--- BEGIN Records provided ---
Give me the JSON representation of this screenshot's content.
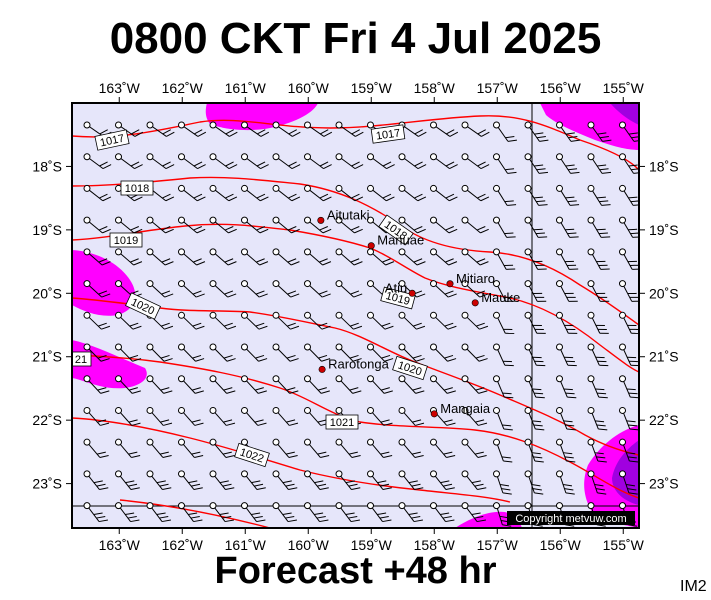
{
  "title": "0800 CKT Fri 4 Jul 2025",
  "subtitle": "Forecast +48 hr",
  "map_code": "IM2",
  "copyright": "Copyright metvuw.com",
  "colors": {
    "sea": "#e6e6fa",
    "strong_wind": "#ff00ff",
    "storm_wind": "#a000e0",
    "isobar": "#ff0000",
    "town": "#cc0000"
  },
  "axes": {
    "lon_ticks": [
      "163˚W",
      "162˚W",
      "161˚W",
      "160˚W",
      "159˚W",
      "158˚W",
      "157˚W",
      "156˚W",
      "155˚W"
    ],
    "lat_ticks": [
      "18˚S",
      "19˚S",
      "20˚S",
      "21˚S",
      "22˚S",
      "23˚S"
    ],
    "lon_range": [
      -163.75,
      -154.75
    ],
    "lat_range": [
      -17.0,
      -23.7
    ]
  },
  "towns": [
    {
      "name": "Aitutaki",
      "lon": -159.8,
      "lat": -18.85
    },
    {
      "name": "Manuae",
      "lon": -159.0,
      "lat": -19.25
    },
    {
      "name": "Atiu",
      "lon": -158.35,
      "lat": -20.0
    },
    {
      "name": "Mitiaro",
      "lon": -157.75,
      "lat": -19.85
    },
    {
      "name": "Mauke",
      "lon": -157.35,
      "lat": -20.15
    },
    {
      "name": "Rarotonga",
      "lon": -159.78,
      "lat": -21.2
    },
    {
      "name": "Mangaia",
      "lon": -158.0,
      "lat": -21.9
    }
  ],
  "isobars": [
    {
      "label": "1017",
      "pressure": 1017
    },
    {
      "label": "1017",
      "pressure": 1017
    },
    {
      "label": "1018",
      "pressure": 1018
    },
    {
      "label": "1018",
      "pressure": 1018
    },
    {
      "label": "1019",
      "pressure": 1019
    },
    {
      "label": "1019",
      "pressure": 1019
    },
    {
      "label": "1020",
      "pressure": 1020
    },
    {
      "label": "1020",
      "pressure": 1020
    },
    {
      "label": "21",
      "pressure": 1021
    },
    {
      "label": "1021",
      "pressure": 1021
    },
    {
      "label": "1022",
      "pressure": 1022
    }
  ]
}
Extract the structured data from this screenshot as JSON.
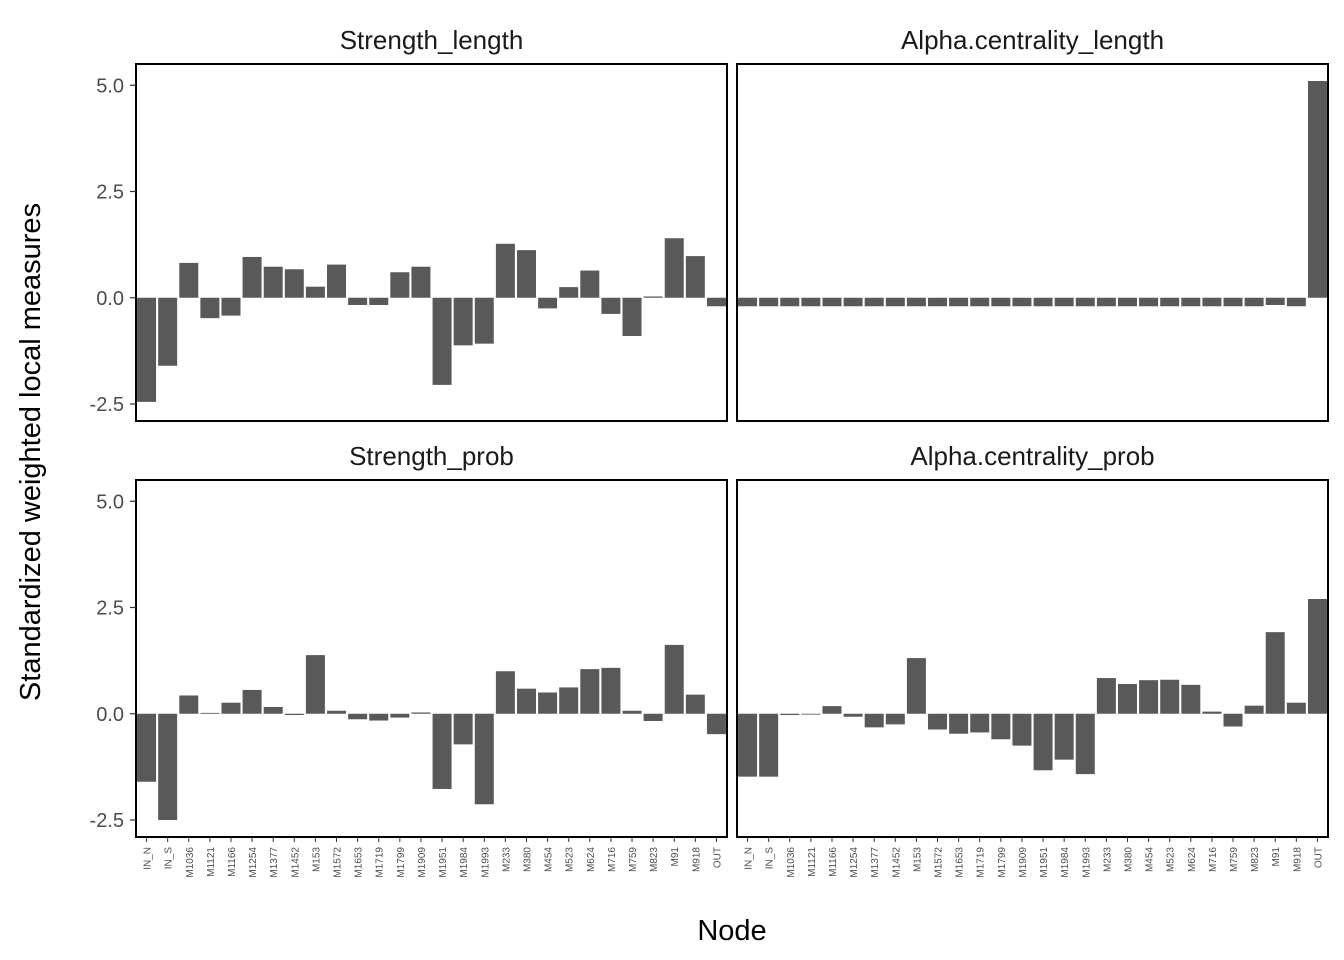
{
  "chart_data": {
    "type": "bar",
    "xlabel": "Node",
    "ylabel": "Standardized weighted local measures",
    "ylim": [
      -2.9,
      5.5
    ],
    "yticks": [
      -2.5,
      0.0,
      2.5,
      5.0
    ],
    "ytick_labels": [
      "-2.5",
      "0.0",
      "2.5",
      "5.0"
    ],
    "grid": false,
    "bar_color": "#595959",
    "categories": [
      "IN_N",
      "IN_S",
      "M1036",
      "M1121",
      "M1166",
      "M1254",
      "M1377",
      "M1452",
      "M153",
      "M1572",
      "M1653",
      "M1719",
      "M1799",
      "M1909",
      "M1951",
      "M1984",
      "M1993",
      "M233",
      "M380",
      "M454",
      "M523",
      "M624",
      "M716",
      "M759",
      "M823",
      "M91",
      "M918",
      "OUT"
    ],
    "series": [
      {
        "name": "Strength_length",
        "values": [
          -2.45,
          -1.6,
          0.82,
          -0.48,
          -0.42,
          0.96,
          0.73,
          0.67,
          0.26,
          0.78,
          -0.17,
          -0.17,
          0.6,
          0.73,
          -2.05,
          -1.12,
          -1.08,
          1.27,
          1.12,
          -0.25,
          0.25,
          0.64,
          -0.38,
          -0.9,
          0.03,
          1.4,
          0.98,
          -0.2
        ]
      },
      {
        "name": "Alpha.centrality_length",
        "values": [
          -0.2,
          -0.2,
          -0.2,
          -0.2,
          -0.2,
          -0.2,
          -0.2,
          -0.2,
          -0.2,
          -0.2,
          -0.2,
          -0.2,
          -0.2,
          -0.2,
          -0.2,
          -0.2,
          -0.2,
          -0.2,
          -0.2,
          -0.2,
          -0.2,
          -0.2,
          -0.2,
          -0.2,
          -0.2,
          -0.17,
          -0.2,
          5.1
        ]
      },
      {
        "name": "Strength_prob",
        "values": [
          -1.6,
          -2.5,
          0.43,
          0.02,
          0.26,
          0.56,
          0.16,
          -0.03,
          1.38,
          0.07,
          -0.13,
          -0.16,
          -0.09,
          0.03,
          -1.77,
          -0.72,
          -2.13,
          1.0,
          0.59,
          0.5,
          0.62,
          1.05,
          1.08,
          0.07,
          -0.17,
          1.62,
          0.45,
          -0.48
        ]
      },
      {
        "name": "Alpha.centrality_prob",
        "values": [
          -1.48,
          -1.48,
          -0.03,
          -0.02,
          0.18,
          -0.07,
          -0.32,
          -0.25,
          1.31,
          -0.37,
          -0.47,
          -0.44,
          -0.6,
          -0.75,
          -1.33,
          -1.08,
          -1.42,
          0.84,
          0.7,
          0.79,
          0.8,
          0.68,
          0.05,
          -0.3,
          0.19,
          1.92,
          0.26,
          2.7
        ]
      }
    ]
  }
}
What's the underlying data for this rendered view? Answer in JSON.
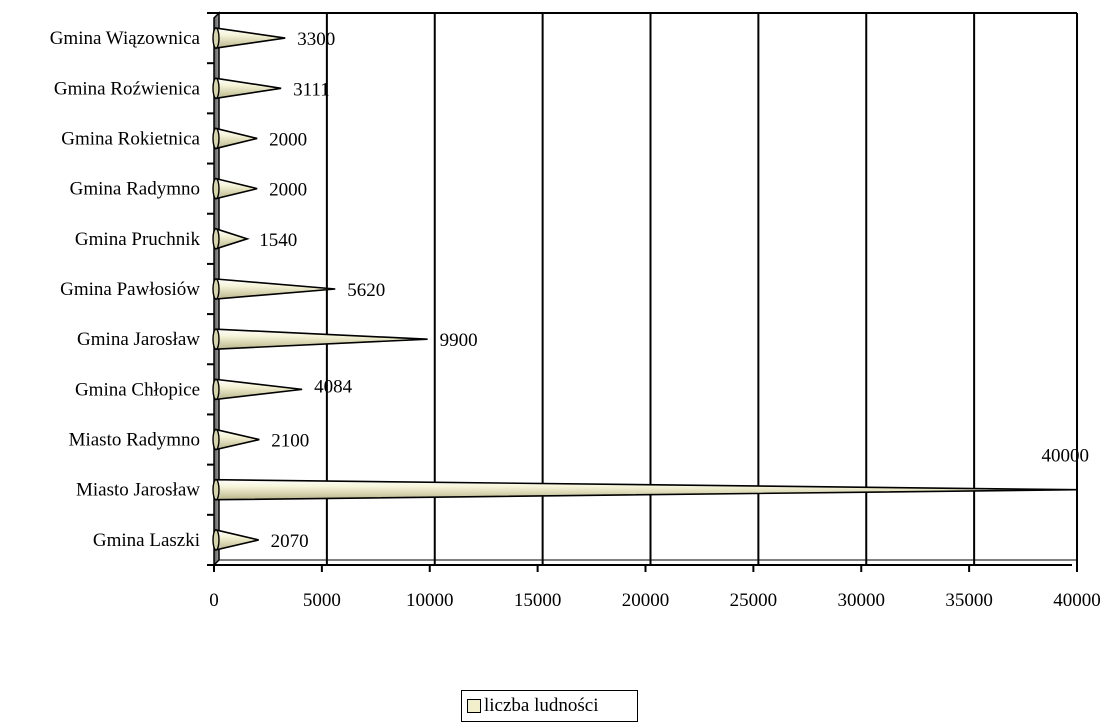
{
  "chart_data": {
    "type": "bar",
    "orientation": "horizontal",
    "bar_shape": "cone",
    "categories": [
      "Gmina Laszki",
      "Miasto Jarosław",
      "Miasto Radymno",
      "Gmina Chłopice",
      "Gmina Jarosław",
      "Gmina Pawłosiów",
      "Gmina Pruchnik",
      "Gmina Radymno",
      "Gmina Rokietnica",
      "Gmina Roźwienica",
      "Gmina Wiązownica"
    ],
    "series": [
      {
        "name": "liczba ludności",
        "values": [
          2070,
          40000,
          2100,
          4084,
          9900,
          5620,
          1540,
          2000,
          2000,
          3111,
          3300
        ],
        "value_labels": [
          "2070",
          "40000",
          "2100",
          "4084",
          "9900",
          "5620",
          "1540",
          "2000",
          "2000",
          "3111",
          "3300"
        ]
      }
    ],
    "xlim": [
      0,
      40000
    ],
    "x_ticks": [
      0,
      5000,
      10000,
      15000,
      20000,
      25000,
      30000,
      35000,
      40000
    ],
    "x_tick_labels": [
      "0",
      "5000",
      "10000",
      "15000",
      "20000",
      "25000",
      "30000",
      "35000",
      "40000"
    ],
    "grid": "vertical",
    "legend_position": "bottom",
    "colors": {
      "bar_fill": "#f2f0cc",
      "bar_stroke": "#000000",
      "grid": "#000000",
      "wall": "#808080"
    }
  },
  "legend": {
    "label": "liczba ludności"
  }
}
--- END Records provided ---
◆ **Problem**: Set down the lines of the records above exactly, apart from the pictures.

◆ **Answer**:
Give me the JSON representation of this screenshot's content.
{
  "title": "0800 CKT Fri 4 Jul 2025",
  "subtitle": "Forecast +48 hr",
  "map_code": "IM2",
  "copyright": "Copyright metvuw.com",
  "colors": {
    "sea": "#e6e6fa",
    "strong_wind": "#ff00ff",
    "storm_wind": "#a000e0",
    "isobar": "#ff0000",
    "town": "#cc0000"
  },
  "axes": {
    "lon_ticks": [
      "163˚W",
      "162˚W",
      "161˚W",
      "160˚W",
      "159˚W",
      "158˚W",
      "157˚W",
      "156˚W",
      "155˚W"
    ],
    "lat_ticks": [
      "18˚S",
      "19˚S",
      "20˚S",
      "21˚S",
      "22˚S",
      "23˚S"
    ],
    "lon_range": [
      -163.75,
      -154.75
    ],
    "lat_range": [
      -17.0,
      -23.7
    ]
  },
  "towns": [
    {
      "name": "Aitutaki",
      "lon": -159.8,
      "lat": -18.85
    },
    {
      "name": "Manuae",
      "lon": -159.0,
      "lat": -19.25
    },
    {
      "name": "Atiu",
      "lon": -158.35,
      "lat": -20.0
    },
    {
      "name": "Mitiaro",
      "lon": -157.75,
      "lat": -19.85
    },
    {
      "name": "Mauke",
      "lon": -157.35,
      "lat": -20.15
    },
    {
      "name": "Rarotonga",
      "lon": -159.78,
      "lat": -21.2
    },
    {
      "name": "Mangaia",
      "lon": -158.0,
      "lat": -21.9
    }
  ],
  "isobars": [
    {
      "label": "1017",
      "pressure": 1017
    },
    {
      "label": "1017",
      "pressure": 1017
    },
    {
      "label": "1018",
      "pressure": 1018
    },
    {
      "label": "1018",
      "pressure": 1018
    },
    {
      "label": "1019",
      "pressure": 1019
    },
    {
      "label": "1019",
      "pressure": 1019
    },
    {
      "label": "1020",
      "pressure": 1020
    },
    {
      "label": "1020",
      "pressure": 1020
    },
    {
      "label": "21",
      "pressure": 1021
    },
    {
      "label": "1021",
      "pressure": 1021
    },
    {
      "label": "1022",
      "pressure": 1022
    }
  ]
}
Extract the structured data from this screenshot as JSON.
{
  "chart_data": {
    "type": "bar",
    "xlabel": "Node",
    "ylabel": "Standardized weighted local measures",
    "ylim": [
      -2.9,
      5.5
    ],
    "yticks": [
      -2.5,
      0.0,
      2.5,
      5.0
    ],
    "ytick_labels": [
      "-2.5",
      "0.0",
      "2.5",
      "5.0"
    ],
    "grid": false,
    "bar_color": "#595959",
    "categories": [
      "IN_N",
      "IN_S",
      "M1036",
      "M1121",
      "M1166",
      "M1254",
      "M1377",
      "M1452",
      "M153",
      "M1572",
      "M1653",
      "M1719",
      "M1799",
      "M1909",
      "M1951",
      "M1984",
      "M1993",
      "M233",
      "M380",
      "M454",
      "M523",
      "M624",
      "M716",
      "M759",
      "M823",
      "M91",
      "M918",
      "OUT"
    ],
    "series": [
      {
        "name": "Strength_length",
        "values": [
          -2.45,
          -1.6,
          0.82,
          -0.48,
          -0.42,
          0.96,
          0.73,
          0.67,
          0.26,
          0.78,
          -0.17,
          -0.17,
          0.6,
          0.73,
          -2.05,
          -1.12,
          -1.08,
          1.27,
          1.12,
          -0.25,
          0.25,
          0.64,
          -0.38,
          -0.9,
          0.03,
          1.4,
          0.98,
          -0.2
        ]
      },
      {
        "name": "Alpha.centrality_length",
        "values": [
          -0.2,
          -0.2,
          -0.2,
          -0.2,
          -0.2,
          -0.2,
          -0.2,
          -0.2,
          -0.2,
          -0.2,
          -0.2,
          -0.2,
          -0.2,
          -0.2,
          -0.2,
          -0.2,
          -0.2,
          -0.2,
          -0.2,
          -0.2,
          -0.2,
          -0.2,
          -0.2,
          -0.2,
          -0.2,
          -0.17,
          -0.2,
          5.1
        ]
      },
      {
        "name": "Strength_prob",
        "values": [
          -1.6,
          -2.5,
          0.43,
          0.02,
          0.26,
          0.56,
          0.16,
          -0.03,
          1.38,
          0.07,
          -0.13,
          -0.16,
          -0.09,
          0.03,
          -1.77,
          -0.72,
          -2.13,
          1.0,
          0.59,
          0.5,
          0.62,
          1.05,
          1.08,
          0.07,
          -0.17,
          1.62,
          0.45,
          -0.48
        ]
      },
      {
        "name": "Alpha.centrality_prob",
        "values": [
          -1.48,
          -1.48,
          -0.03,
          -0.02,
          0.18,
          -0.07,
          -0.32,
          -0.25,
          1.31,
          -0.37,
          -0.47,
          -0.44,
          -0.6,
          -0.75,
          -1.33,
          -1.08,
          -1.42,
          0.84,
          0.7,
          0.79,
          0.8,
          0.68,
          0.05,
          -0.3,
          0.19,
          1.92,
          0.26,
          2.7
        ]
      }
    ]
  }
}
What's the underlying data for this rendered view? Answer in JSON.
{
  "chart_data": {
    "type": "bar",
    "orientation": "horizontal",
    "bar_shape": "cone",
    "categories": [
      "Gmina Laszki",
      "Miasto Jarosław",
      "Miasto Radymno",
      "Gmina Chłopice",
      "Gmina Jarosław",
      "Gmina Pawłosiów",
      "Gmina Pruchnik",
      "Gmina Radymno",
      "Gmina Rokietnica",
      "Gmina Roźwienica",
      "Gmina Wiązownica"
    ],
    "series": [
      {
        "name": "liczba ludności",
        "values": [
          2070,
          40000,
          2100,
          4084,
          9900,
          5620,
          1540,
          2000,
          2000,
          3111,
          3300
        ],
        "value_labels": [
          "2070",
          "40000",
          "2100",
          "4084",
          "9900",
          "5620",
          "1540",
          "2000",
          "2000",
          "3111",
          "3300"
        ]
      }
    ],
    "xlim": [
      0,
      40000
    ],
    "x_ticks": [
      0,
      5000,
      10000,
      15000,
      20000,
      25000,
      30000,
      35000,
      40000
    ],
    "x_tick_labels": [
      "0",
      "5000",
      "10000",
      "15000",
      "20000",
      "25000",
      "30000",
      "35000",
      "40000"
    ],
    "grid": "vertical",
    "legend_position": "bottom",
    "colors": {
      "bar_fill": "#f2f0cc",
      "bar_stroke": "#000000",
      "grid": "#000000",
      "wall": "#808080"
    }
  },
  "legend": {
    "label": "liczba ludności"
  }
}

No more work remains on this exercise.